● WHAT THE TASK ASKS:
Below are some records. Count the lines with "Auby" in them and give nothing but the total.

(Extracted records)
────────

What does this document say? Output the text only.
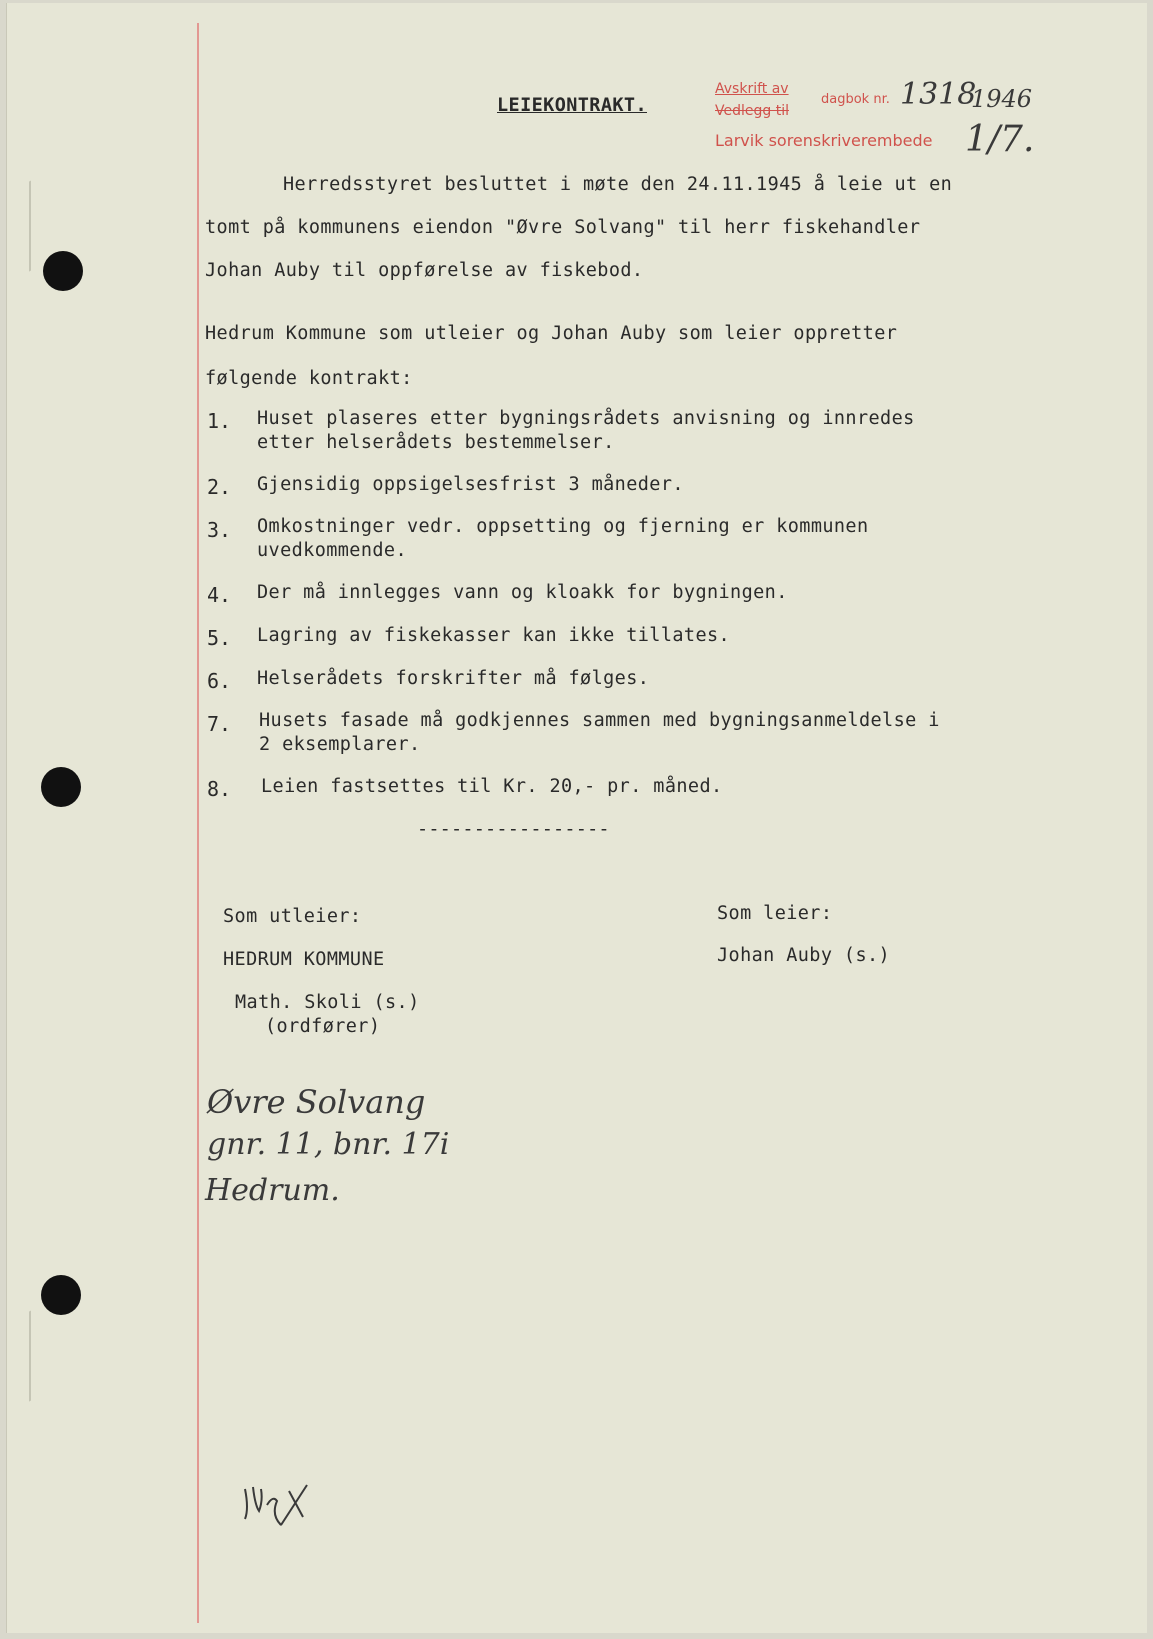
LEIEKONTRAKT.
Avskrift av
Vedlegg til
dagbok nr. 1318
1946
Larvik sorenskriverembede 1/7.
Herredsstyret besluttet i møte den 24.11.1945 å leie ut en
tomt på kommunens eiendon "Øvre Solvang" til herr fiskehandler
Johan Auby til oppførelse av fiskebod.
Hedrum Kommune som utleier og Johan Auby som leier oppretter
følgende kontrakt:
1. Huset plaseres etter bygningsrådets anvisning og innredes
etter helserådets bestemmelser.
2. Gjensidig oppsigelsesfrist 3 måneder.
3. Omkostninger vedr. oppsetting og fjerning er kommunen
uvedkommende.
4. Der må innlegges vann og kloakk for bygningen.
5. Lagring av fiskekasser kan ikke tillates.
6. Helserådets forskrifter må følges.
7. Husets fasade må godkjennes sammen med bygningsanmeldelse i
2 eksemplarer.
8. Leien fastsettes til Kr. 20,- pr. måned.
-----------------
Som utleier:
HEDRUM KOMMUNE
Math. Skoli (s.)
(ordfører)
Som leier:
Johan Auby (s.)
Øvre Solvang
gnr. 11, bnr. 17i
Hedrum.
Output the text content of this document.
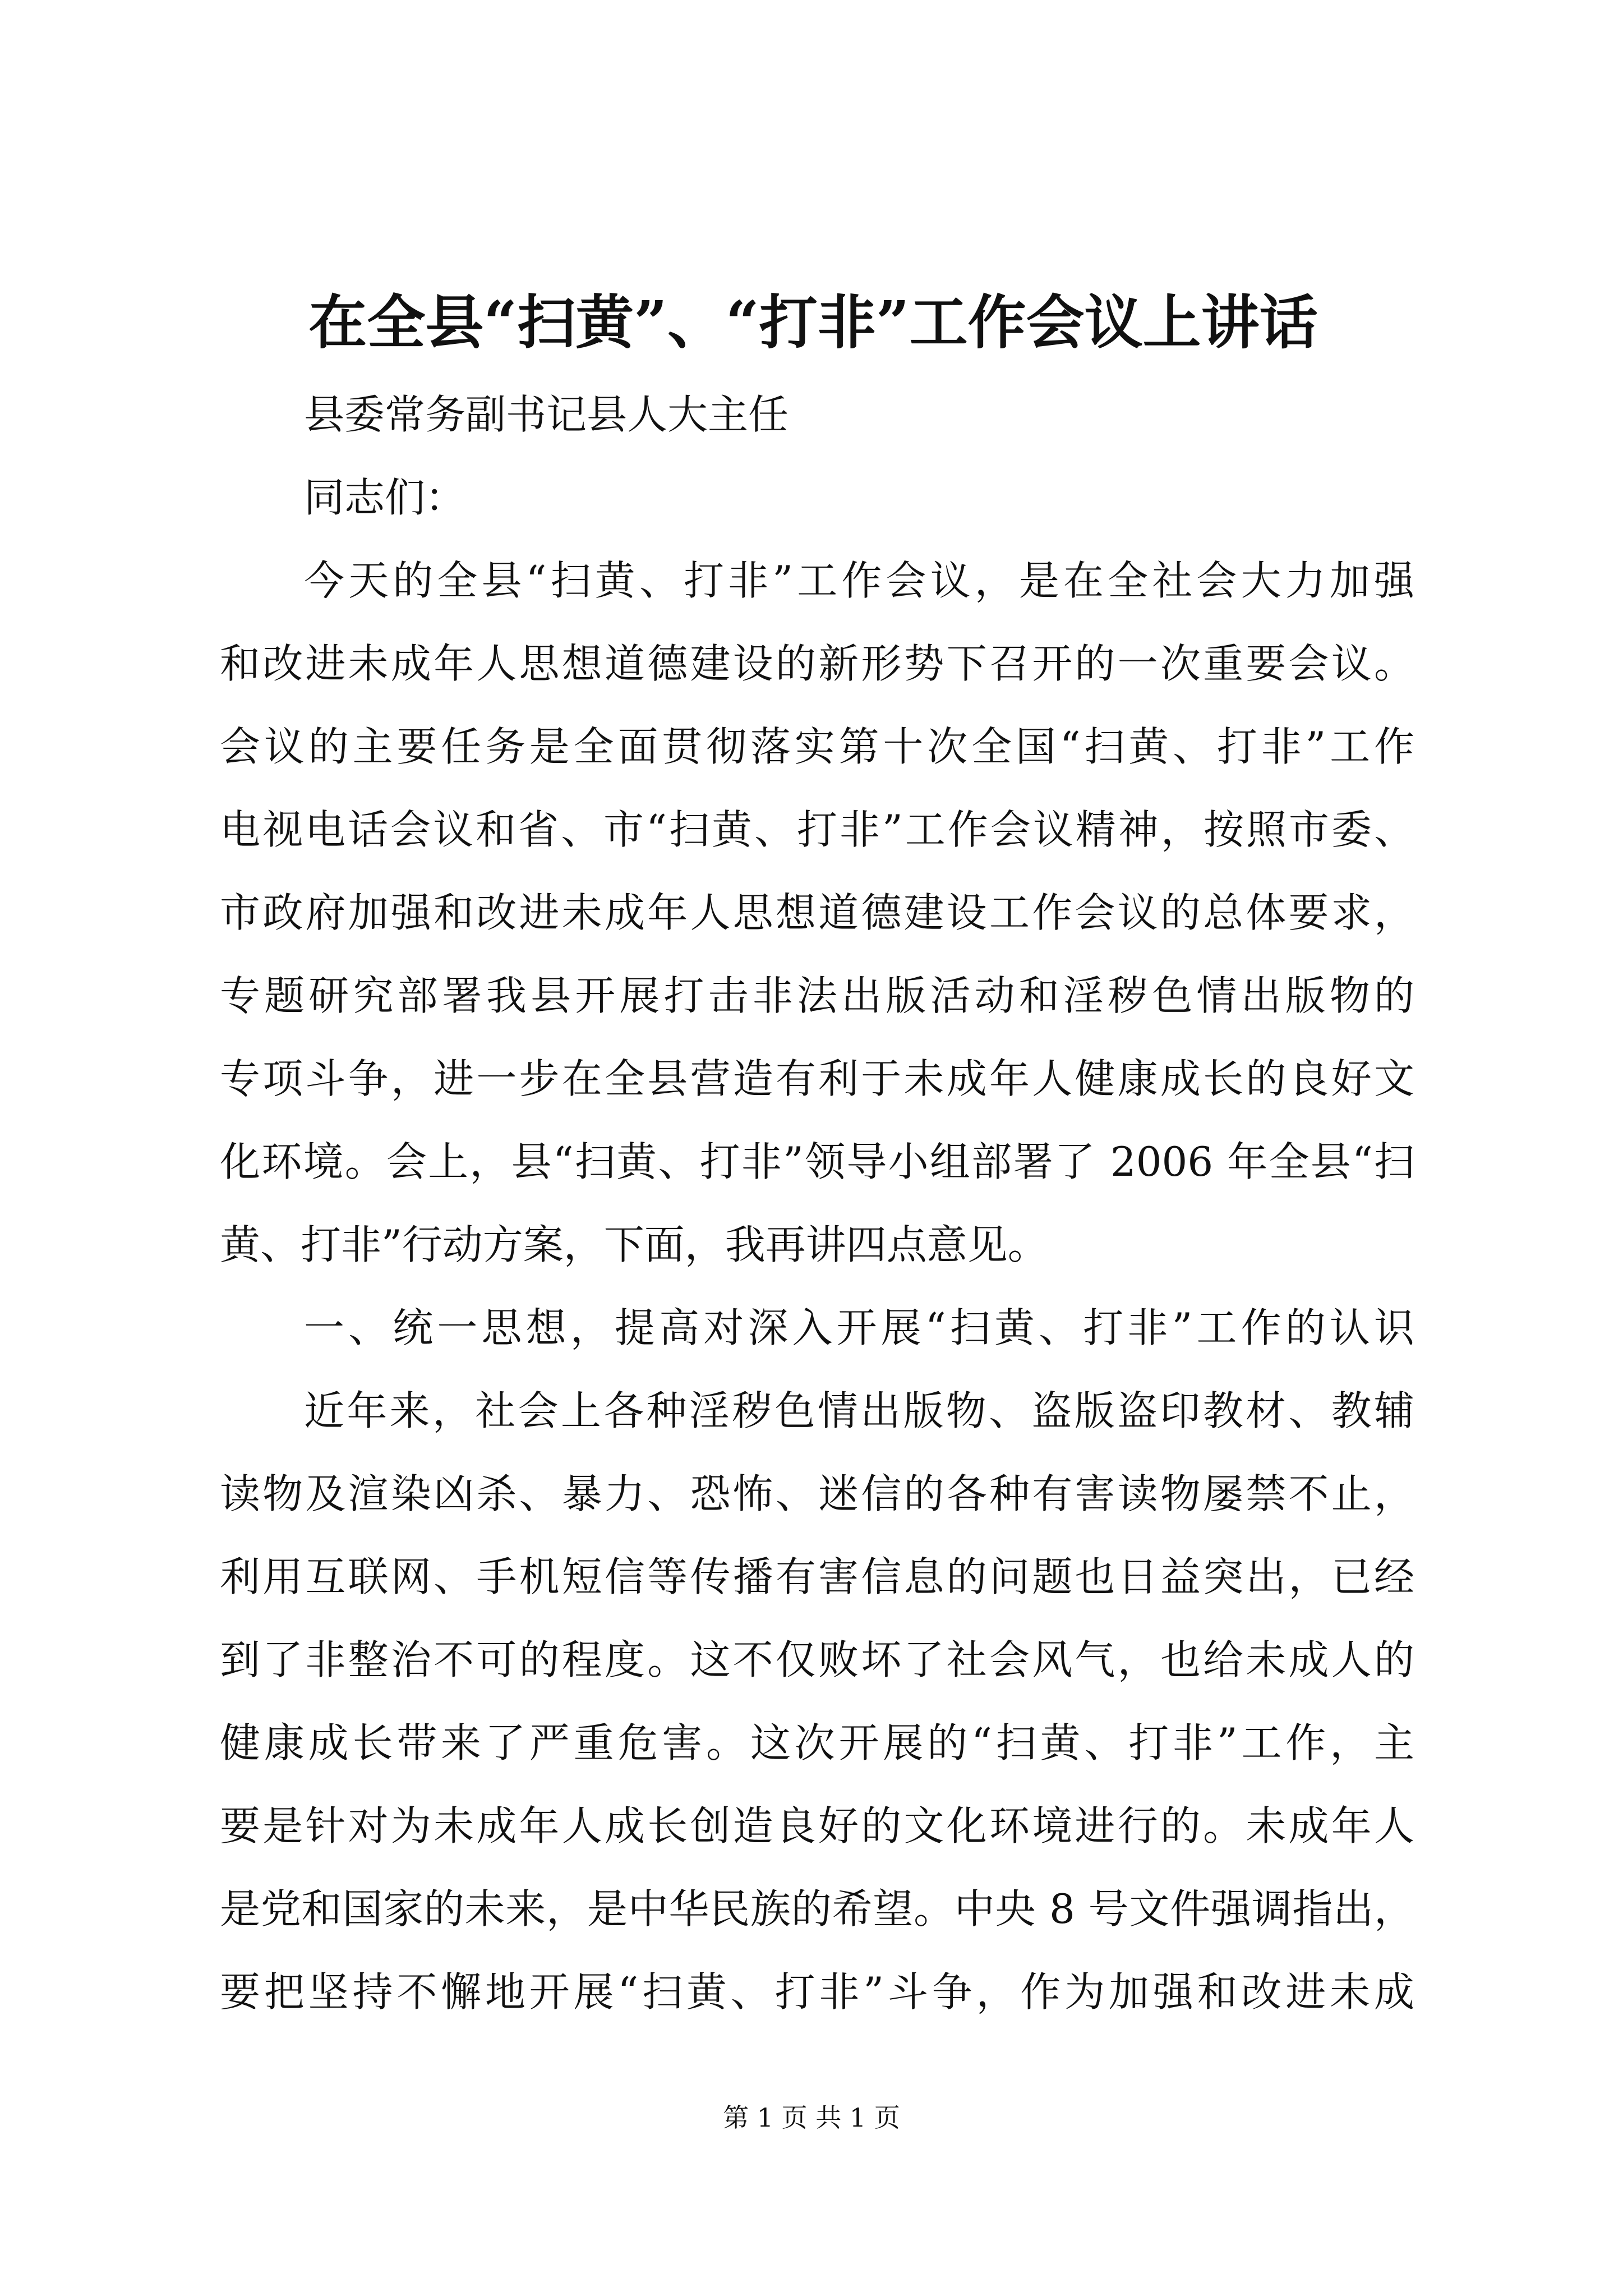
在全县“扫黄”、“打非”工作会议上讲话
县委常务副书记县人大主任
同志们：
今天的全县“扫黄、打非”工作会议，是在全社会大力加强
和改进未成年人思想道德建设的新形势下召开的一次重要会议。
会议的主要任务是全面贯彻落实第十次全国“扫黄、打非”工作
电视电话会议和省、市“扫黄、打非”工作会议精神，按照市委、
市政府加强和改进未成年人思想道德建设工作会议的总体要求，
专题研究部署我县开展打击非法出版活动和淫秽色情出版物的
专项斗争，进一步在全县营造有利于未成年人健康成长的良好文
化环境。会上，县“扫黄、打非”领导小组部署了 2006 年全县“扫
黄、打非”行动方案，下面，我再讲四点意见。
一、统一思想，提高对深入开展“扫黄、打非”工作的认识
近年来，社会上各种淫秽色情出版物、盗版盗印教材、教辅
读物及渲染凶杀、暴力、恐怖、迷信的各种有害读物屡禁不止，
利用互联网、手机短信等传播有害信息的问题也日益突出，已经
到了非整治不可的程度。这不仅败坏了社会风气，也给未成人的
健康成长带来了严重危害。这次开展的“扫黄、打非”工作，主
要是针对为未成年人成长创造良好的文化环境进行的。未成年人
是党和国家的未来，是中华民族的希望。中央 8 号文件强调指出，
要把坚持不懈地开展“扫黄、打非”斗争，作为加强和改进未成
第 1 页 共 1 页
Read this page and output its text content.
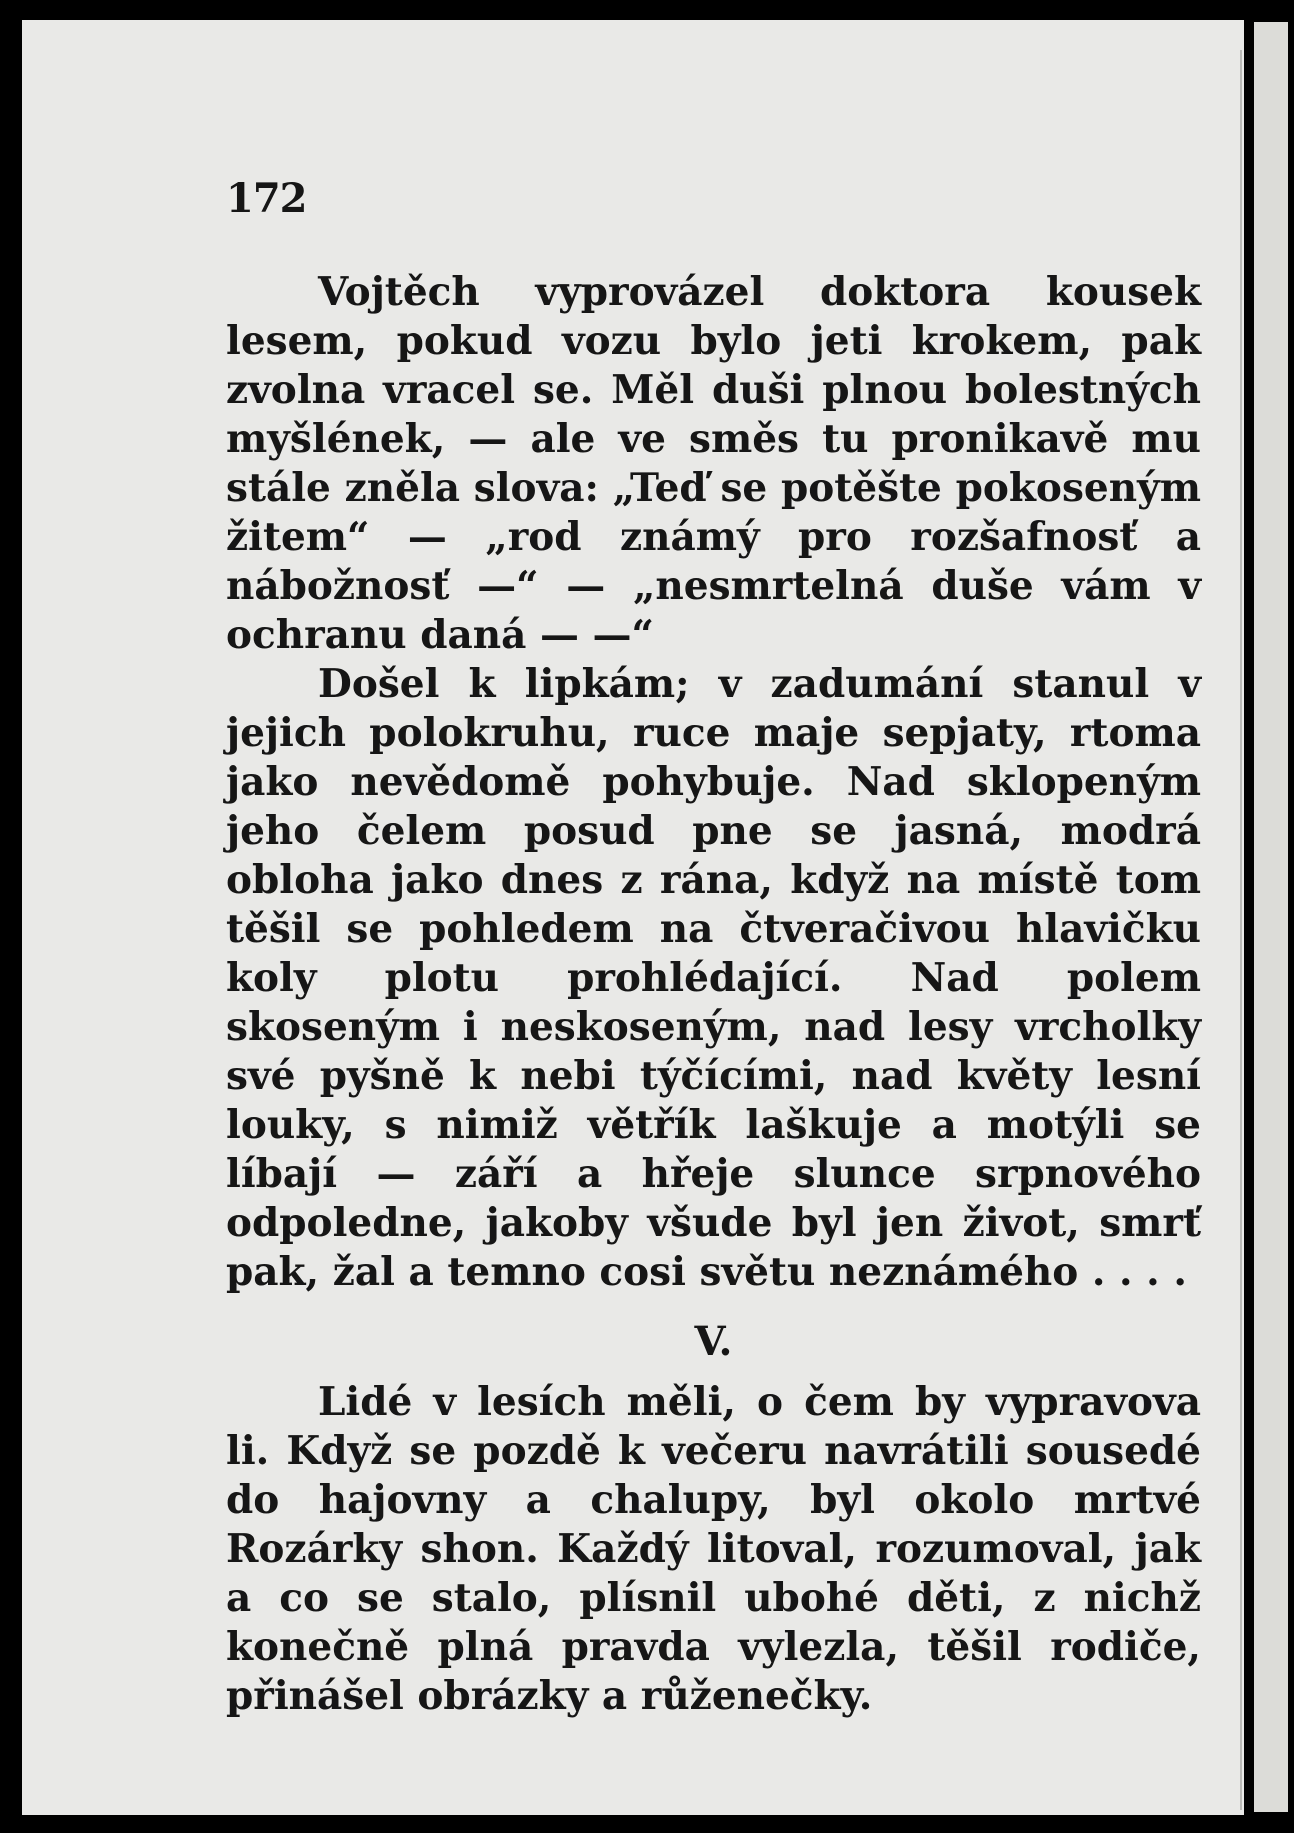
172

Vojtěch vyprovázel doktora kousek lesem, pokud vozu bylo jeti krokem, pak zvolna vracel se. Měl duši plnou bolestných myšlének, — ale ve směs tu pronikavě mu stále zněla slova: „Teď se potěšte pokoseným žitem“ — „rod známý pro rozšafnosť a nábožnosť —“ — „nesmrtelná duše vám v ochranu daná — —“

Došel k lipkám; v zadumání stanul v jejich polokruhu, ruce maje sepjaty, rtoma jako nevědomě pohybuje. Nad sklopeným jeho čelem posud pne se jasná, modrá obloha jako dnes z rána, když na místě tom těšil se pohledem na čtveračivou hlavičku koly plotu prohlédající. Nad polem skoseným i neskoseným, nad lesy vrcholky své pyšně k nebi týčícími, nad květy lesní louky, s nimiž větřík laškuje a motýli se líbají — září a hřeje slunce srpnového odpoledne, jakoby všude byl jen život, smrť pak, žal a temno cosi světu neznámého . . . .

V.

Lidé v lesích měli, o čem by vypravova li. Když se pozdě k večeru navrátili sousedé do hajovny a chalupy, byl okolo mrtvé Rozárky shon. Každý litoval, rozumoval, jak a co se stalo, plísnil ubohé děti, z nichž konečně plná pravda vylezla, těšil rodiče, přinášel obrázky a růženečky.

────────

● EXPECTED ANSWER:
3